# Short task
Turn every line of the items below into a numbered list, skipping any blank lines and leaving the pictures out.

-------- Excerpted records

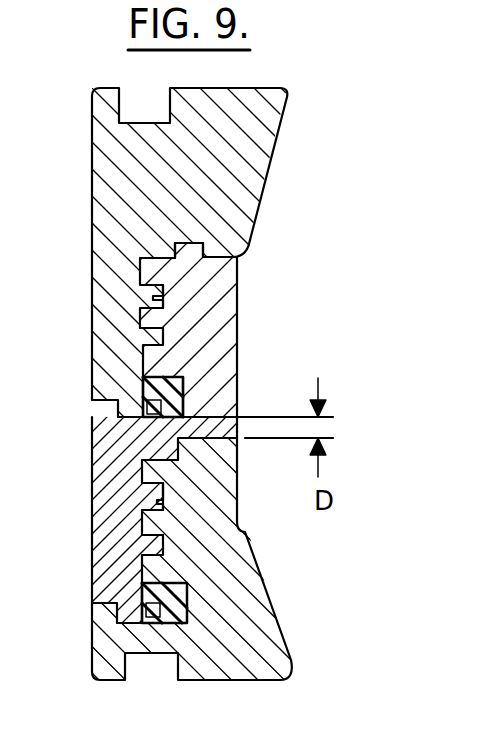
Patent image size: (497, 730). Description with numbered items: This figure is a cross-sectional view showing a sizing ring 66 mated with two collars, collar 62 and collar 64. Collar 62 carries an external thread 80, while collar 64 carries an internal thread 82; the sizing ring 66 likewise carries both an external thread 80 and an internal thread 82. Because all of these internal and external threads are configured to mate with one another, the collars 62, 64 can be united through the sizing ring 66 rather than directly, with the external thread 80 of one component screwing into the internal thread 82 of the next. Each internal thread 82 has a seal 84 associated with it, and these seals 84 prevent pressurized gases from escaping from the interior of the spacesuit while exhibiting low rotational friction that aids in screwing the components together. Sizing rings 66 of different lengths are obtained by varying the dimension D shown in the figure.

The collar 62 is at (257, 137).
The collar 64 is at (262, 642).
The sizing ring 66 is at (220, 284).
The external thread 80 is at (153, 298).
The internal thread 82 is at (147, 329).
The seal 84 is at (183, 387).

----------------

# Reply
1. Patent image size: (497, 730). Description with numbered items: This figure is a cross-sectional view showing a sizing ring 66 mated with two collars, collar 62 and collar 64. Collar 62 carries an external thread 80, while collar 64 carries an internal thread 82; the sizing ring 66 likewise carries both an external thread 80 and an internal thread 82. Because all of these internal and external threads are configured to mate with one another, the collars 62, 64 can be united through the sizing ring 66 rather than directly, with the external thread 80 of one component screwing into the internal thread 82 of the next. Each internal thread 82 has a seal 84 associated with it, and these seals 84 prevent pressurized gases from escaping from the interior of the spacesuit while exhibiting low rotational friction that aids in screwing the components together. Sizing rings 66 of different lengths are obtained by varying the dimension D shown in the figure.
2. The collar 62 is at (257, 137).
3. The collar 64 is at (262, 642).
4. The sizing ring 66 is at (220, 284).
5. The external thread 80 is at (153, 298).
6. The internal thread 82 is at (147, 329).
7. The seal 84 is at (183, 387).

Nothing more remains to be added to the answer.